Among the entries below, find the lines with "Xundlandbasics" and copy them.

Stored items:
****************************************
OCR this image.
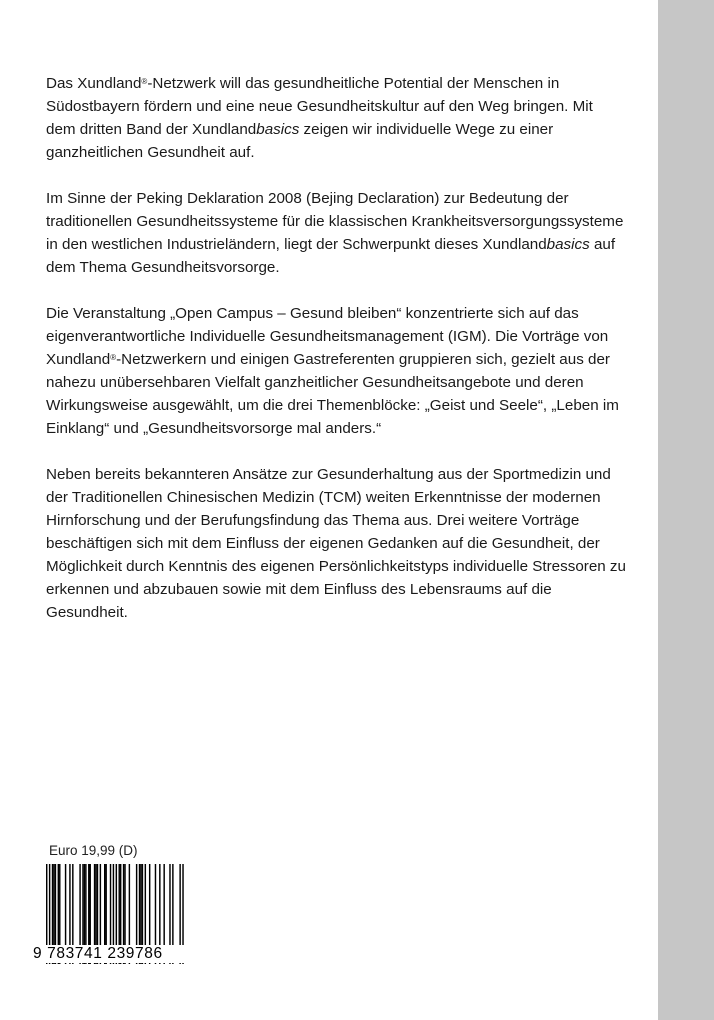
Das Xundland®-Netzwerk will das gesundheitliche Potential der Menschen in Südostbayern fördern und eine neue Gesundheitskultur auf den Weg bringen. Mit dem dritten Band der Xundlandbasics zeigen wir individuelle Wege zu einer ganzheitlichen Gesundheit auf.

Im Sinne der Peking Deklaration 2008 (Bejing Declaration) zur Bedeutung der traditionellen Gesundheitssysteme für die klassischen Krankheitsversorgungssysteme in den westlichen Industrieländern, liegt der Schwerpunkt dieses Xundlandbasics auf dem Thema Gesundheitsvorsorge.

Die Veranstaltung „Open Campus – Gesund bleiben“ konzentrierte sich auf das eigenverantwortliche Individuelle Gesundheitsmanagement (IGM). Die Vorträge von Xundland®-Netzwerkern und einigen Gastreferenten gruppieren sich, gezielt aus der nahezu unübersehbaren Vielfalt ganzheitlicher Gesundheitsangebote und deren Wirkungsweise ausgewählt, um die drei Themenblöcke: „Geist und Seele“, „Leben im Einklang“ und „Gesundheitsvorsorge mal anders.“

Neben bereits bekannteren Ansätze zur Gesunderhaltung aus der Sportmedizin und der Traditionellen Chinesischen Medizin (TCM) weiten Erkenntnisse der modernen Hirnforschung und der Berufungsfindung das Thema aus. Drei weitere Vorträge beschäftigen sich mit dem Einfluss der eigenen Gedanken auf die Gesundheit, der Möglichkeit durch Kenntnis des eigenen Persönlichkeitstyps individuelle Stressoren zu erkennen und abzubauen sowie mit dem Einfluss des Lebensraums auf die Gesundheit.

Euro 19,99 (D)
9 783741 239786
****************************************
- REPLY TO THE EXERCISE:
Das Xundland®-Netzwerk will das gesundheitliche Potential der Menschen in Südostbayern fördern und eine neue Gesundheitskultur auf den Weg bringen. Mit dem dritten Band der Xundlandbasics zeigen wir individuelle Wege zu einer ganzheitlichen Gesundheit auf.
Im Sinne der Peking Deklaration 2008 (Bejing Declaration) zur Bedeutung der traditionellen Gesundheitssysteme für die klassischen Krankheitsversorgungssysteme in den westlichen Industrieländern, liegt der Schwerpunkt dieses Xundlandbasics auf dem Thema Gesundheitsvorsorge.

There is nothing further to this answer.